THE DATA =
•••••
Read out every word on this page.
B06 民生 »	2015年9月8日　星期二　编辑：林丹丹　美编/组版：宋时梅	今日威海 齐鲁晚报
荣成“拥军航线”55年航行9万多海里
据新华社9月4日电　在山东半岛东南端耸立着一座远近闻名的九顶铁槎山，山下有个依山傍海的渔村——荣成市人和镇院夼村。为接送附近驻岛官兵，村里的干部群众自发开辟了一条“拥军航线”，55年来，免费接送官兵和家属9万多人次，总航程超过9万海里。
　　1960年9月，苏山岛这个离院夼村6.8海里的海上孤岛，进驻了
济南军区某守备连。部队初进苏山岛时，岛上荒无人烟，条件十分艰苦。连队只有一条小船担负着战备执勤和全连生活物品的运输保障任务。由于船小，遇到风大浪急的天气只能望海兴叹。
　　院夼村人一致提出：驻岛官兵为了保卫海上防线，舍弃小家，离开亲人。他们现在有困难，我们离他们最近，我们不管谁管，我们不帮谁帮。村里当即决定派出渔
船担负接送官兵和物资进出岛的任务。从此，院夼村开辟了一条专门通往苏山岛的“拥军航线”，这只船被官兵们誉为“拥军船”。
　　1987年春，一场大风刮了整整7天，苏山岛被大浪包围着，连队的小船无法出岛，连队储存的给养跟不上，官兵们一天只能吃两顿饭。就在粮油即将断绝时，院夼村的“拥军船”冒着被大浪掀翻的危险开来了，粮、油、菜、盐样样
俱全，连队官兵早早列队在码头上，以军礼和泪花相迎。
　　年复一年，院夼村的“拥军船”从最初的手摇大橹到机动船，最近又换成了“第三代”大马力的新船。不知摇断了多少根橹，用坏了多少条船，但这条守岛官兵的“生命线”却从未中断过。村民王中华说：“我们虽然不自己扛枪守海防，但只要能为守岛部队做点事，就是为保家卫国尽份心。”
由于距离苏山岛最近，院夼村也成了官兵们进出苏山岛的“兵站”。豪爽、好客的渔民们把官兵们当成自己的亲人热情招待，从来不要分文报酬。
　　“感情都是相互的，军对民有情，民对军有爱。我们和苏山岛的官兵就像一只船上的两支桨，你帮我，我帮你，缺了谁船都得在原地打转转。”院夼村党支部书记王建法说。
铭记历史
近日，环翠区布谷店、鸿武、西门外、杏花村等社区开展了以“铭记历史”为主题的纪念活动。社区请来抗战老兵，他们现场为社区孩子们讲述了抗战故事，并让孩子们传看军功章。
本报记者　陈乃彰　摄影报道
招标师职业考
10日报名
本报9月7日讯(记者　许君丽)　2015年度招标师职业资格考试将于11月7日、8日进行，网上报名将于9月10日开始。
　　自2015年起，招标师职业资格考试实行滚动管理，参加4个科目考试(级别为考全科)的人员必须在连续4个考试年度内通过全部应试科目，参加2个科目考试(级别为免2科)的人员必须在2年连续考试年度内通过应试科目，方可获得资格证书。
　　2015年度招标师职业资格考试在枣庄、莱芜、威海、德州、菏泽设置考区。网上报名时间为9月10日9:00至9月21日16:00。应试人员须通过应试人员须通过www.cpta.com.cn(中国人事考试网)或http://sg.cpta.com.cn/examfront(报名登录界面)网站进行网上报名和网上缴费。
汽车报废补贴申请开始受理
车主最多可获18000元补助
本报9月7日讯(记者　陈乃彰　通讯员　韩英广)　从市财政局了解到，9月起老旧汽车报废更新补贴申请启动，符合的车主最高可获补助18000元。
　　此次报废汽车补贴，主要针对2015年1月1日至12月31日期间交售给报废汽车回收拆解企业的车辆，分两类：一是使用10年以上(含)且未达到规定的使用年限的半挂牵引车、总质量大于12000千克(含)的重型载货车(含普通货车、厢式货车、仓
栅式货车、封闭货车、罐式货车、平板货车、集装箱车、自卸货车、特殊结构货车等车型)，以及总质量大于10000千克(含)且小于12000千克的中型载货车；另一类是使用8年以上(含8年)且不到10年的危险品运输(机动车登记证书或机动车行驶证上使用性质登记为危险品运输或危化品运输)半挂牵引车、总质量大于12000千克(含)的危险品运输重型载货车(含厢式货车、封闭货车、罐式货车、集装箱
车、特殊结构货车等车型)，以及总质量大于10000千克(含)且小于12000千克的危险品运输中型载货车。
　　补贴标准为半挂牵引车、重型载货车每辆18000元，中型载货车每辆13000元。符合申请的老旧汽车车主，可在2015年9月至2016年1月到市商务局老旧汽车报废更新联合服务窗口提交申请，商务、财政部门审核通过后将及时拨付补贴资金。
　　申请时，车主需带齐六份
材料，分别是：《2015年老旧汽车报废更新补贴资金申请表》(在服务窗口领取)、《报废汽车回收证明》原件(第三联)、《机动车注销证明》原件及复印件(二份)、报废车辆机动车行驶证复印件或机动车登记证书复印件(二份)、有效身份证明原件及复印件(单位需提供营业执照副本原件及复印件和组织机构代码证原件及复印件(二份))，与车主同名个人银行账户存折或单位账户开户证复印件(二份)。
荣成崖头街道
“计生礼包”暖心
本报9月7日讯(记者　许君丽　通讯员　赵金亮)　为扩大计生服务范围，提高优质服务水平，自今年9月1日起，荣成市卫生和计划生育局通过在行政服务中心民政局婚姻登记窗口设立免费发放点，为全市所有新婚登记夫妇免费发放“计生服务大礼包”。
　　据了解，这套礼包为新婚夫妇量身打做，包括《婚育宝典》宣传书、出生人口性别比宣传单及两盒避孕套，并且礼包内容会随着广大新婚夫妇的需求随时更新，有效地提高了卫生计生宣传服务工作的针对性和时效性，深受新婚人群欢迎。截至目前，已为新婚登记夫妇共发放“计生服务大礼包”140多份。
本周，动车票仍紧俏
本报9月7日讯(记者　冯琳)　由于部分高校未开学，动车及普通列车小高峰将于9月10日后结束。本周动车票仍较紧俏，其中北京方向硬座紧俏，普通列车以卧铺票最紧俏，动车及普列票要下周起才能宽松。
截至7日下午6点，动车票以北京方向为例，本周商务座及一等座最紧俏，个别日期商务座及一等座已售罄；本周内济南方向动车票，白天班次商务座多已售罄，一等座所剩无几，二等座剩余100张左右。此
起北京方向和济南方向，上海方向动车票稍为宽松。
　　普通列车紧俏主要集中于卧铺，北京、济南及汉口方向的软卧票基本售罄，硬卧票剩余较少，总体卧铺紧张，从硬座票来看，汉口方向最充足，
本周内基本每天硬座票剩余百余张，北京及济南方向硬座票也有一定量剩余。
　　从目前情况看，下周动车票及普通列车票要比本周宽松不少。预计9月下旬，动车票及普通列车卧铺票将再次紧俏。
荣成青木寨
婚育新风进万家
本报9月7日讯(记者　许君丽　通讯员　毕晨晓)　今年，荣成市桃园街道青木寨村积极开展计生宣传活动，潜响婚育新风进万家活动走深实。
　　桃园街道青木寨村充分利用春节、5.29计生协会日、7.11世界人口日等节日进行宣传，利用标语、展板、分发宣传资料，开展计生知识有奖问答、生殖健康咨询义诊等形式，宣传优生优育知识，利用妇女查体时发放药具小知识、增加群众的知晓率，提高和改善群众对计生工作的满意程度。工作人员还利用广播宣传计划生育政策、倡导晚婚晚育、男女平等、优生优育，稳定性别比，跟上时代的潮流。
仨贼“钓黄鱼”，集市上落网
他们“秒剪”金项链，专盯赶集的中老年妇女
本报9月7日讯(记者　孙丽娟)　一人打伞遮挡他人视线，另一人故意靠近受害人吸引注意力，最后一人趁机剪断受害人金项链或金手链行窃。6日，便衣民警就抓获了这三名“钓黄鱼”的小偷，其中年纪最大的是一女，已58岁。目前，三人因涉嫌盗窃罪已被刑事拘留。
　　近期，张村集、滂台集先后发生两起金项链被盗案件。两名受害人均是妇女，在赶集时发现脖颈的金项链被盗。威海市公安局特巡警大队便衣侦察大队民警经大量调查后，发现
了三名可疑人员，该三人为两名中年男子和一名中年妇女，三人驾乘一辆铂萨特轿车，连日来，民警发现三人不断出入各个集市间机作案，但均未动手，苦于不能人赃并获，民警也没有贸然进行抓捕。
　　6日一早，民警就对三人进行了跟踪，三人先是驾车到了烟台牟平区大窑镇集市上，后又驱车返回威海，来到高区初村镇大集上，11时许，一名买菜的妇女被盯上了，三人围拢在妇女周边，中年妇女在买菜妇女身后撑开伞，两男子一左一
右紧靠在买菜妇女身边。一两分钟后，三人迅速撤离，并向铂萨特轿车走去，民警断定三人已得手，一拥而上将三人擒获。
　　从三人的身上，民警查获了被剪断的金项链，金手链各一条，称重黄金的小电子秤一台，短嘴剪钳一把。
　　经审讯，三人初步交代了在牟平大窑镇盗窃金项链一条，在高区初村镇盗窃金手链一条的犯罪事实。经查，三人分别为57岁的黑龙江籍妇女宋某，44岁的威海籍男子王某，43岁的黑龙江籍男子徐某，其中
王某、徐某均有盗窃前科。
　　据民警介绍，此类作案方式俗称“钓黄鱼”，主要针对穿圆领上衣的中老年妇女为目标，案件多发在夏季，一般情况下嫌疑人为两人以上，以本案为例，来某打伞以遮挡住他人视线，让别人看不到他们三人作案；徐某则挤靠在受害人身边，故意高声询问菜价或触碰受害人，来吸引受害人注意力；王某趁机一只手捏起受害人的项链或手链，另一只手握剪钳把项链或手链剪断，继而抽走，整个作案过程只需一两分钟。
•••••
GIVEN REQUEST =
Return the number of lines that include the word "院夼村的", and nothing else.

TASK RESPONSE =
2